**INSTRUCTIONS FOR THE TASK:** Your task is to restate the data word for word.

**DATA EXTRACT:**
-*-
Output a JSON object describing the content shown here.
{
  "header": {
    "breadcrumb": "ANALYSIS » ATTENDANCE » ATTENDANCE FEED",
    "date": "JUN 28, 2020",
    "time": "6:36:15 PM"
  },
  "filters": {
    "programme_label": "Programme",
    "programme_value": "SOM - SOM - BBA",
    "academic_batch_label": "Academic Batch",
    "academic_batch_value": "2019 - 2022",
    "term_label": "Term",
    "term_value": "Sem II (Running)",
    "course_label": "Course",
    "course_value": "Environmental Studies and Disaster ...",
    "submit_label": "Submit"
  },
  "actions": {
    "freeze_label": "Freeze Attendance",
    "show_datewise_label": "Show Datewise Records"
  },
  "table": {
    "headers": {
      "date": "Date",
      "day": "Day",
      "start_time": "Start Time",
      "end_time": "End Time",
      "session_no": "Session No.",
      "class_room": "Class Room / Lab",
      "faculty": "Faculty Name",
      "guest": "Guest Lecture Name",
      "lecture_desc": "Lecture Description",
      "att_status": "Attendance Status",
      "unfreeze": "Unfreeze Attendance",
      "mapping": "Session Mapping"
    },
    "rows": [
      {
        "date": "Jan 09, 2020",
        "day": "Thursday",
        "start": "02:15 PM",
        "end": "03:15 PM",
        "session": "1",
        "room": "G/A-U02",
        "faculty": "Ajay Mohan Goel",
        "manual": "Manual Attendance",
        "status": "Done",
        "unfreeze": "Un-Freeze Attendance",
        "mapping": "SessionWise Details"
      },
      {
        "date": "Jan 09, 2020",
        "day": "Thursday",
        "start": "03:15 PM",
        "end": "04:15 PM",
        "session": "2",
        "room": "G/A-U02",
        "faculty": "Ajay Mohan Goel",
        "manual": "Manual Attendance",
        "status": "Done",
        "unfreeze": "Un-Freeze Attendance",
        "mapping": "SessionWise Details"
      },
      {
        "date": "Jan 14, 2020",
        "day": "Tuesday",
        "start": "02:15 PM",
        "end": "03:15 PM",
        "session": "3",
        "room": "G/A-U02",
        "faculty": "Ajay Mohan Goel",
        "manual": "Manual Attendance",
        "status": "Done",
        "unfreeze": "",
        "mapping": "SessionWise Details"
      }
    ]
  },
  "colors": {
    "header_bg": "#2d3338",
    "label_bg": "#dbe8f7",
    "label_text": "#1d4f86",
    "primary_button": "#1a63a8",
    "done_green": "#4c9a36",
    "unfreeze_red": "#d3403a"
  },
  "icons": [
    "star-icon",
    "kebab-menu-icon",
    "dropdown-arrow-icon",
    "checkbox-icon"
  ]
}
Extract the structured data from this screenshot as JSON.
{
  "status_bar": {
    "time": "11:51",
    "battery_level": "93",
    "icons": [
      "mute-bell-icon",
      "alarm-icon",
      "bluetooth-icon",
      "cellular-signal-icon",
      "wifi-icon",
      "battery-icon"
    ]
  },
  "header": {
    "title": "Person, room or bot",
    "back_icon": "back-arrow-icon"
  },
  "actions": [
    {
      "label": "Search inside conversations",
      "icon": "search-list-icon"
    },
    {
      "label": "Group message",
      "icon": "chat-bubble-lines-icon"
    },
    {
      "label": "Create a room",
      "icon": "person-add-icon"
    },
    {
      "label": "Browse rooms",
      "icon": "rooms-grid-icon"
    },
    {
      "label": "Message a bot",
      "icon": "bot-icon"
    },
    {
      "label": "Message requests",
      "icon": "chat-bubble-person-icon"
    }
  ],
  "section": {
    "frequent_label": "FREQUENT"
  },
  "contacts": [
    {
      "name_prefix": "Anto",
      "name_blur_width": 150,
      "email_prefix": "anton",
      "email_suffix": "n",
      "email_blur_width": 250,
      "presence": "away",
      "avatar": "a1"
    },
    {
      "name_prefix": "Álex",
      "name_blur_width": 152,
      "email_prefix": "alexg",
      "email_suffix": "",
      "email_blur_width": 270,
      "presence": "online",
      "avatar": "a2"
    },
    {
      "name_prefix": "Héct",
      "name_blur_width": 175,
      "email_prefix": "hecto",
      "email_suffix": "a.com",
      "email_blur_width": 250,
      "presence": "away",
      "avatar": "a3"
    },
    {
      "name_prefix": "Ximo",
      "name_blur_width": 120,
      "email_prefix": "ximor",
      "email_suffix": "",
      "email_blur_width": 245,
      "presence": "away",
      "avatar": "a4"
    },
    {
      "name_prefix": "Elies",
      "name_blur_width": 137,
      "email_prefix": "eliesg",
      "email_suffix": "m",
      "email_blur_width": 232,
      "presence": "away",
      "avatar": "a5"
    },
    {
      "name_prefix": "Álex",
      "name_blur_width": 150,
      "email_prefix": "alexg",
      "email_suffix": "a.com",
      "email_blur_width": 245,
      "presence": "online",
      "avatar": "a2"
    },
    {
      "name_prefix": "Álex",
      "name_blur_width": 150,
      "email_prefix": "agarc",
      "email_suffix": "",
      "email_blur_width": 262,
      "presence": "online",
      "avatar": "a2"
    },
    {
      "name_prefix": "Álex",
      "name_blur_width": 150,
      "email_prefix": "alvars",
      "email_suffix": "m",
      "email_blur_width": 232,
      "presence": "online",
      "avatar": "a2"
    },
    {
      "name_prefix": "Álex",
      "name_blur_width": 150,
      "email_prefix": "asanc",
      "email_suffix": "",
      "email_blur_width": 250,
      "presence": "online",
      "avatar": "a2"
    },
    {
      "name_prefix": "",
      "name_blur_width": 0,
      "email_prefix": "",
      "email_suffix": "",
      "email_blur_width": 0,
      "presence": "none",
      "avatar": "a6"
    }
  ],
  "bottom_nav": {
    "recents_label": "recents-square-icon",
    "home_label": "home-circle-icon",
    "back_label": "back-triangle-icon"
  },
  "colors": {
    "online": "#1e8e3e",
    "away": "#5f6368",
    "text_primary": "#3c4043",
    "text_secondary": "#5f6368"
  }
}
-*-
**ANSWER BELOW:**
Output a JSON object describing the content shown here.
{
  "header": {
    "breadcrumb": "ANALYSIS » ATTENDANCE » ATTENDANCE FEED",
    "date": "JUN 28, 2020",
    "time": "6:36:15 PM"
  },
  "filters": {
    "programme_label": "Programme",
    "programme_value": "SOM - SOM - BBA",
    "academic_batch_label": "Academic Batch",
    "academic_batch_value": "2019 - 2022",
    "term_label": "Term",
    "term_value": "Sem II (Running)",
    "course_label": "Course",
    "course_value": "Environmental Studies and Disaster ...",
    "submit_label": "Submit"
  },
  "actions": {
    "freeze_label": "Freeze Attendance",
    "show_datewise_label": "Show Datewise Records"
  },
  "table": {
    "headers": {
      "date": "Date",
      "day": "Day",
      "start_time": "Start Time",
      "end_time": "End Time",
      "session_no": "Session No.",
      "class_room": "Class Room / Lab",
      "faculty": "Faculty Name",
      "guest": "Guest Lecture Name",
      "lecture_desc": "Lecture Description",
      "att_status": "Attendance Status",
      "unfreeze": "Unfreeze Attendance",
      "mapping": "Session Mapping"
    },
    "rows": [
      {
        "date": "Jan 09, 2020",
        "day": "Thursday",
        "start": "02:15 PM",
        "end": "03:15 PM",
        "session": "1",
        "room": "G/A-U02",
        "faculty": "Ajay Mohan Goel",
        "manual": "Manual Attendance",
        "status": "Done",
        "unfreeze": "Un-Freeze Attendance",
        "mapping": "SessionWise Details"
      },
      {
        "date": "Jan 09, 2020",
        "day": "Thursday",
        "start": "03:15 PM",
        "end": "04:15 PM",
        "session": "2",
        "room": "G/A-U02",
        "faculty": "Ajay Mohan Goel",
        "manual": "Manual Attendance",
        "status": "Done",
        "unfreeze": "Un-Freeze Attendance",
        "mapping": "SessionWise Details"
      },
      {
        "date": "Jan 14, 2020",
        "day": "Tuesday",
        "start": "02:15 PM",
        "end": "03:15 PM",
        "session": "3",
        "room": "G/A-U02",
        "faculty": "Ajay Mohan Goel",
        "manual": "Manual Attendance",
        "status": "Done",
        "unfreeze": "",
        "mapping": "SessionWise Details"
      }
    ]
  },
  "colors": {
    "header_bg": "#2d3338",
    "label_bg": "#dbe8f7",
    "label_text": "#1d4f86",
    "primary_button": "#1a63a8",
    "done_green": "#4c9a36",
    "unfreeze_red": "#d3403a"
  },
  "icons": [
    "star-icon",
    "kebab-menu-icon",
    "dropdown-arrow-icon",
    "checkbox-icon"
  ]
}
Extract the structured data from this screenshot as JSON.
{
  "status_bar": {
    "time": "11:51",
    "battery_level": "93",
    "icons": [
      "mute-bell-icon",
      "alarm-icon",
      "bluetooth-icon",
      "cellular-signal-icon",
      "wifi-icon",
      "battery-icon"
    ]
  },
  "header": {
    "title": "Person, room or bot",
    "back_icon": "back-arrow-icon"
  },
  "actions": [
    {
      "label": "Search inside conversations",
      "icon": "search-list-icon"
    },
    {
      "label": "Group message",
      "icon": "chat-bubble-lines-icon"
    },
    {
      "label": "Create a room",
      "icon": "person-add-icon"
    },
    {
      "label": "Browse rooms",
      "icon": "rooms-grid-icon"
    },
    {
      "label": "Message a bot",
      "icon": "bot-icon"
    },
    {
      "label": "Message requests",
      "icon": "chat-bubble-person-icon"
    }
  ],
  "section": {
    "frequent_label": "FREQUENT"
  },
  "contacts": [
    {
      "name_prefix": "Anto",
      "name_blur_width": 150,
      "email_prefix": "anton",
      "email_suffix": "n",
      "email_blur_width": 250,
      "presence": "away",
      "avatar": "a1"
    },
    {
      "name_prefix": "Álex",
      "name_blur_width": 152,
      "email_prefix": "alexg",
      "email_suffix": "",
      "email_blur_width": 270,
      "presence": "online",
      "avatar": "a2"
    },
    {
      "name_prefix": "Héct",
      "name_blur_width": 175,
      "email_prefix": "hecto",
      "email_suffix": "a.com",
      "email_blur_width": 250,
      "presence": "away",
      "avatar": "a3"
    },
    {
      "name_prefix": "Ximo",
      "name_blur_width": 120,
      "email_prefix": "ximor",
      "email_suffix": "",
      "email_blur_width": 245,
      "presence": "away",
      "avatar": "a4"
    },
    {
      "name_prefix": "Elies",
      "name_blur_width": 137,
      "email_prefix": "eliesg",
      "email_suffix": "m",
      "email_blur_width": 232,
      "presence": "away",
      "avatar": "a5"
    },
    {
      "name_prefix": "Álex",
      "name_blur_width": 150,
      "email_prefix": "alexg",
      "email_suffix": "a.com",
      "email_blur_width": 245,
      "presence": "online",
      "avatar": "a2"
    },
    {
      "name_prefix": "Álex",
      "name_blur_width": 150,
      "email_prefix": "agarc",
      "email_suffix": "",
      "email_blur_width": 262,
      "presence": "online",
      "avatar": "a2"
    },
    {
      "name_prefix": "Álex",
      "name_blur_width": 150,
      "email_prefix": "alvars",
      "email_suffix": "m",
      "email_blur_width": 232,
      "presence": "online",
      "avatar": "a2"
    },
    {
      "name_prefix": "Álex",
      "name_blur_width": 150,
      "email_prefix": "asanc",
      "email_suffix": "",
      "email_blur_width": 250,
      "presence": "online",
      "avatar": "a2"
    },
    {
      "name_prefix": "",
      "name_blur_width": 0,
      "email_prefix": "",
      "email_suffix": "",
      "email_blur_width": 0,
      "presence": "none",
      "avatar": "a6"
    }
  ],
  "bottom_nav": {
    "recents_label": "recents-square-icon",
    "home_label": "home-circle-icon",
    "back_label": "back-triangle-icon"
  },
  "colors": {
    "online": "#1e8e3e",
    "away": "#5f6368",
    "text_primary": "#3c4043",
    "text_secondary": "#5f6368"
  }
}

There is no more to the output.